──────── Records provided

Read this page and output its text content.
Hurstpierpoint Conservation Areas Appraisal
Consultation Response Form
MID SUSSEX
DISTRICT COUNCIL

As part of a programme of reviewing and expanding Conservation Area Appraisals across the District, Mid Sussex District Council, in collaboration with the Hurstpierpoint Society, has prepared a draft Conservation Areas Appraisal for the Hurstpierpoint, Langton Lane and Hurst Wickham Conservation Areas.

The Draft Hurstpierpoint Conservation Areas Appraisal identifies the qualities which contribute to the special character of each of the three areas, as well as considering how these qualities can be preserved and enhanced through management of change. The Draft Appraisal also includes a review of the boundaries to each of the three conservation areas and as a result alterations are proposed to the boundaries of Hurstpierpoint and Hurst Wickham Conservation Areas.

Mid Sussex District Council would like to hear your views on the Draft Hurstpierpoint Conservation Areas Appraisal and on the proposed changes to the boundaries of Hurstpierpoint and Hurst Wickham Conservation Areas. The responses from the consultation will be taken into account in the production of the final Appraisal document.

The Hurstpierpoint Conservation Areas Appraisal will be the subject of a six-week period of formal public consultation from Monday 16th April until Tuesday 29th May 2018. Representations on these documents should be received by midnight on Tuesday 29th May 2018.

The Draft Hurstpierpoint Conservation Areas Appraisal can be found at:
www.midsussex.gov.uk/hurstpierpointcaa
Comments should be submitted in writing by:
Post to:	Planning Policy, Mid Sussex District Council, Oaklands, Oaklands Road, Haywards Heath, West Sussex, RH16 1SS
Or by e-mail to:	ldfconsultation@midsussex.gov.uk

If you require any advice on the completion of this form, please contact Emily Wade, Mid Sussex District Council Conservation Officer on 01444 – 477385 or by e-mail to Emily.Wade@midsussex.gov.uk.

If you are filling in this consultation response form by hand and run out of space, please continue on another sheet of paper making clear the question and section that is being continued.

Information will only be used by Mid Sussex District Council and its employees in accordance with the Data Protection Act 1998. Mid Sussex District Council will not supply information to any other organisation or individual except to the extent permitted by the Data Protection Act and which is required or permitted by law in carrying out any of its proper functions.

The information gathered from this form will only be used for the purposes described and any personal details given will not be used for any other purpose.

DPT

────────────────

**To be done**
Reproduce the listing above verbatim, from first line to last.

**The completed task**
Read this page and output its text content.
Hurstpierpoint Conservation Areas Appraisal
Consultation Response Form
MID SUSSEX
DISTRICT COUNCIL

As part of a programme of reviewing and expanding Conservation Area Appraisals across the District, Mid Sussex District Council, in collaboration with the Hurstpierpoint Society, has prepared a draft Conservation Areas Appraisal for the Hurstpierpoint, Langton Lane and Hurst Wickham Conservation Areas.

The Draft Hurstpierpoint Conservation Areas Appraisal identifies the qualities which contribute to the special character of each of the three areas, as well as considering how these qualities can be preserved and enhanced through management of change. The Draft Appraisal also includes a review of the boundaries to each of the three conservation areas and as a result alterations are proposed to the boundaries of Hurstpierpoint and Hurst Wickham Conservation Areas.

Mid Sussex District Council would like to hear your views on the Draft Hurstpierpoint Conservation Areas Appraisal and on the proposed changes to the boundaries of Hurstpierpoint and Hurst Wickham Conservation Areas. The responses from the consultation will be taken into account in the production of the final Appraisal document.

The Hurstpierpoint Conservation Areas Appraisal will be the subject of a six-week period of formal public consultation from Monday 16th April until Tuesday 29th May 2018. Representations on these documents should be received by midnight on Tuesday 29th May 2018.

The Draft Hurstpierpoint Conservation Areas Appraisal can be found at:
www.midsussex.gov.uk/hurstpierpointcaa
Comments should be submitted in writing by:
Post to:	Planning Policy, Mid Sussex District Council, Oaklands, Oaklands Road, Haywards Heath, West Sussex, RH16 1SS
Or by e-mail to:	ldfconsultation@midsussex.gov.uk

If you require any advice on the completion of this form, please contact Emily Wade, Mid Sussex District Council Conservation Officer on 01444 – 477385 or by e-mail to Emily.Wade@midsussex.gov.uk.

If you are filling in this consultation response form by hand and run out of space, please continue on another sheet of paper making clear the question and section that is being continued.

Information will only be used by Mid Sussex District Council and its employees in accordance with the Data Protection Act 1998. Mid Sussex District Council will not supply information to any other organisation or individual except to the extent permitted by the Data Protection Act and which is required or permitted by law in carrying out any of its proper functions.

The information gathered from this form will only be used for the purposes described and any personal details given will not be used for any other purpose.

DPT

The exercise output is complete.